(Entries taken from a collection)
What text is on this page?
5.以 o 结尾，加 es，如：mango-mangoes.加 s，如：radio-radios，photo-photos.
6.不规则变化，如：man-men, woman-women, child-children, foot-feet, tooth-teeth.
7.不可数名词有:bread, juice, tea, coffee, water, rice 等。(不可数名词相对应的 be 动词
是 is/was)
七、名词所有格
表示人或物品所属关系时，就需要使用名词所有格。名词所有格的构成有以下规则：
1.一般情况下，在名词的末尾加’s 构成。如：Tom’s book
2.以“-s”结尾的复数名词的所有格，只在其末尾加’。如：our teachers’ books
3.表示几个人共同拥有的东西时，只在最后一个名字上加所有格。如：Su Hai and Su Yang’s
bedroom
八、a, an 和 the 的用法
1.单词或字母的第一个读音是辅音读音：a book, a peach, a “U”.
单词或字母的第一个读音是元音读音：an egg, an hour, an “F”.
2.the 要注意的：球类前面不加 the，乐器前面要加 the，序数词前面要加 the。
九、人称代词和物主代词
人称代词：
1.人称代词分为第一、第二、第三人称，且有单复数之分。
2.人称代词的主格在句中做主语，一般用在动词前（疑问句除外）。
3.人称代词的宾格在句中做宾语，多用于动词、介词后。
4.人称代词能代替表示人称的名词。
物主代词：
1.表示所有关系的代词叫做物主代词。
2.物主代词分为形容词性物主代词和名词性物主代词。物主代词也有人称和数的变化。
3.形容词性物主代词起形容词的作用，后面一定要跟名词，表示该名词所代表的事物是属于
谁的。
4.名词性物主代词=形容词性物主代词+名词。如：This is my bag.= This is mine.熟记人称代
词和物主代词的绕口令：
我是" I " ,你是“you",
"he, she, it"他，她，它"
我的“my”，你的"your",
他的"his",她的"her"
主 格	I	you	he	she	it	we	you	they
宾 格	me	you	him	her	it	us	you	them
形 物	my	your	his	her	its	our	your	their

* Task objective
Return from the data every line that holds "your".

* Solution to the problem
我的“my”，你的"your",
形 物	my	your	his	her	its	our	your	their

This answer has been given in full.